- DATA SUPPLIED:

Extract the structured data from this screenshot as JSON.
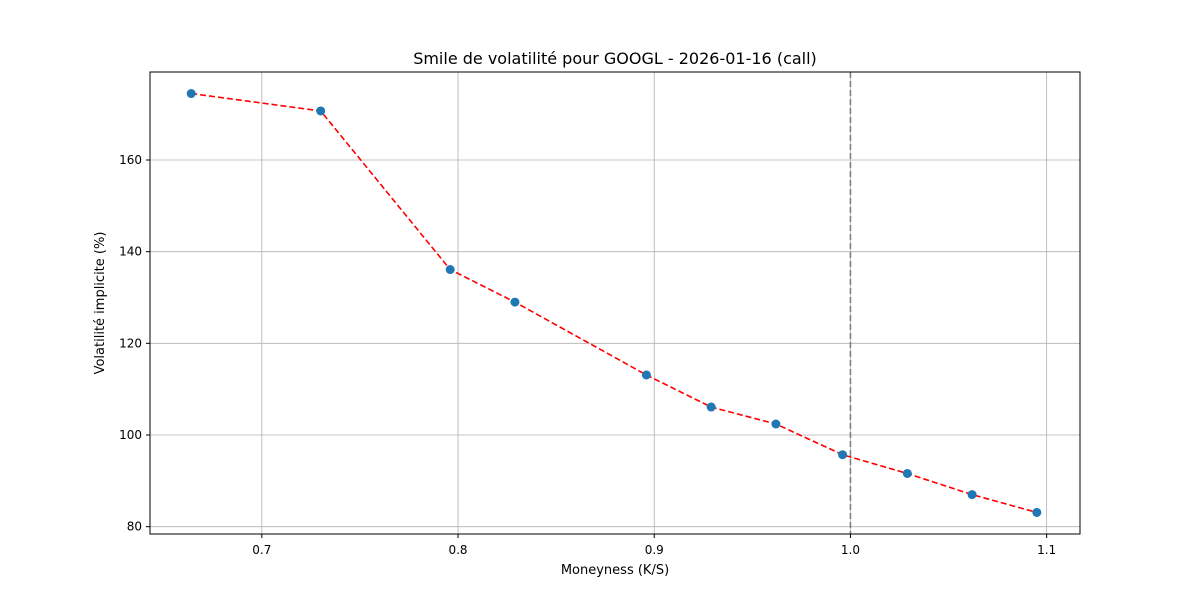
{
  "chart_data": {
    "type": "line",
    "title": "Smile de volatilité pour GOOGL - 2026-01-16 (call)",
    "xlabel": "Moneyness (K/S)",
    "ylabel": "Volatilité implicite (%)",
    "xlim": [
      0.643,
      1.117
    ],
    "ylim": [
      78.4,
      179.2
    ],
    "xticks": [
      {
        "value": 0.7,
        "label": "0.7"
      },
      {
        "value": 0.8,
        "label": "0.8"
      },
      {
        "value": 0.9,
        "label": "0.9"
      },
      {
        "value": 1.0,
        "label": "1.0"
      },
      {
        "value": 1.1,
        "label": "1.1"
      }
    ],
    "yticks": [
      {
        "value": 80,
        "label": "80"
      },
      {
        "value": 100,
        "label": "100"
      },
      {
        "value": 120,
        "label": "120"
      },
      {
        "value": 140,
        "label": "140"
      },
      {
        "value": 160,
        "label": "160"
      }
    ],
    "grid": true,
    "reference_line": {
      "x": 1.0,
      "color": "#808080",
      "style": "dashed"
    },
    "series": [
      {
        "line_color": "#ff0000",
        "line_style": "dashed",
        "marker_color": "#1f77b4",
        "points": [
          {
            "x": 0.664,
            "y": 174.5
          },
          {
            "x": 0.73,
            "y": 170.7
          },
          {
            "x": 0.796,
            "y": 136.1
          },
          {
            "x": 0.829,
            "y": 129.0
          },
          {
            "x": 0.896,
            "y": 113.1
          },
          {
            "x": 0.929,
            "y": 106.1
          },
          {
            "x": 0.962,
            "y": 102.4
          },
          {
            "x": 0.996,
            "y": 95.7
          },
          {
            "x": 1.029,
            "y": 91.6
          },
          {
            "x": 1.062,
            "y": 87.0
          },
          {
            "x": 1.095,
            "y": 83.1
          }
        ]
      }
    ]
  }
}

- AIM OF THE EXERCISE: Keep the pictures out of the copy and return the rest of the data above exactly.

- SOLUTION BELOW:
Extract the structured data from this screenshot as JSON.
{
  "chart_data": {
    "type": "line",
    "title": "Smile de volatilité pour GOOGL - 2026-01-16 (call)",
    "xlabel": "Moneyness (K/S)",
    "ylabel": "Volatilité implicite (%)",
    "xlim": [
      0.643,
      1.117
    ],
    "ylim": [
      78.4,
      179.2
    ],
    "xticks": [
      {
        "value": 0.7,
        "label": "0.7"
      },
      {
        "value": 0.8,
        "label": "0.8"
      },
      {
        "value": 0.9,
        "label": "0.9"
      },
      {
        "value": 1.0,
        "label": "1.0"
      },
      {
        "value": 1.1,
        "label": "1.1"
      }
    ],
    "yticks": [
      {
        "value": 80,
        "label": "80"
      },
      {
        "value": 100,
        "label": "100"
      },
      {
        "value": 120,
        "label": "120"
      },
      {
        "value": 140,
        "label": "140"
      },
      {
        "value": 160,
        "label": "160"
      }
    ],
    "grid": true,
    "reference_line": {
      "x": 1.0,
      "color": "#808080",
      "style": "dashed"
    },
    "series": [
      {
        "line_color": "#ff0000",
        "line_style": "dashed",
        "marker_color": "#1f77b4",
        "points": [
          {
            "x": 0.664,
            "y": 174.5
          },
          {
            "x": 0.73,
            "y": 170.7
          },
          {
            "x": 0.796,
            "y": 136.1
          },
          {
            "x": 0.829,
            "y": 129.0
          },
          {
            "x": 0.896,
            "y": 113.1
          },
          {
            "x": 0.929,
            "y": 106.1
          },
          {
            "x": 0.962,
            "y": 102.4
          },
          {
            "x": 0.996,
            "y": 95.7
          },
          {
            "x": 1.029,
            "y": 91.6
          },
          {
            "x": 1.062,
            "y": 87.0
          },
          {
            "x": 1.095,
            "y": 83.1
          }
        ]
      }
    ]
  }
}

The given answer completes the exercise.